__Required task__
Give the count of lines that include the string "news". Add nothing to it.

__Available data__
-=-=-

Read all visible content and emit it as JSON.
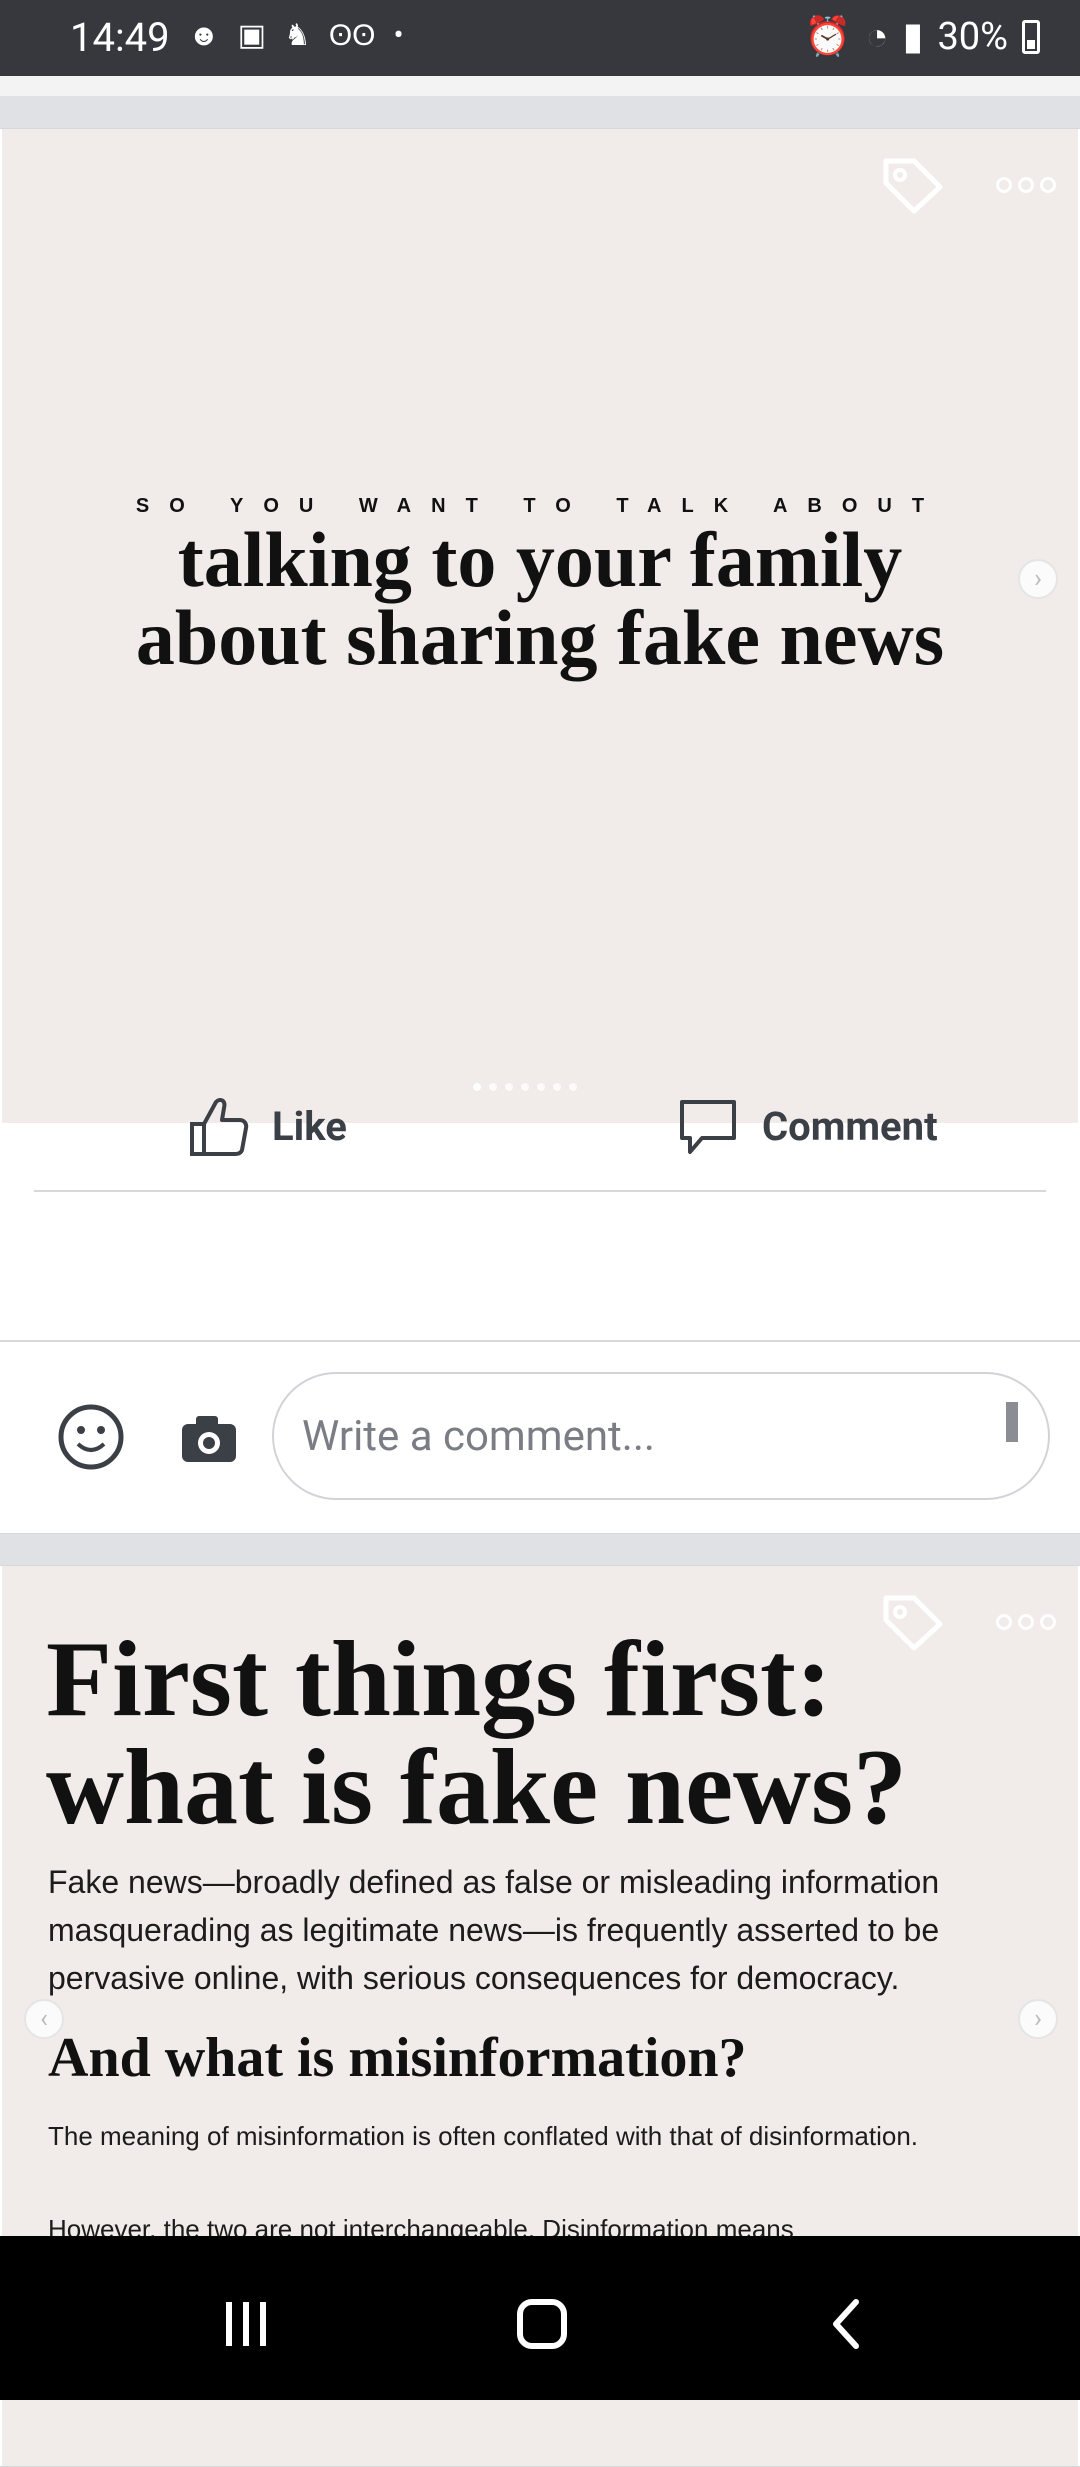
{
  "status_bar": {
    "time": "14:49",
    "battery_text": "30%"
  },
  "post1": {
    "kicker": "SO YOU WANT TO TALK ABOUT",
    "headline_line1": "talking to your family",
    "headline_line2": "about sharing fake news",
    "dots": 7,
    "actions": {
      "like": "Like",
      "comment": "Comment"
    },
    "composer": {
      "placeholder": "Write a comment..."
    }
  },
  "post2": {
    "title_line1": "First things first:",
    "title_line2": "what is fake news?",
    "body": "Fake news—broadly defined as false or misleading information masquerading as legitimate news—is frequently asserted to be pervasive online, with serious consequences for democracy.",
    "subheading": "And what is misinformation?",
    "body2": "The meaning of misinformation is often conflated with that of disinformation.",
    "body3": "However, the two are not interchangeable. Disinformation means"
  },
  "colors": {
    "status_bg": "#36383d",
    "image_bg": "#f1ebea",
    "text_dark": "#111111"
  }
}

-=-=-

__Exercise answer__
3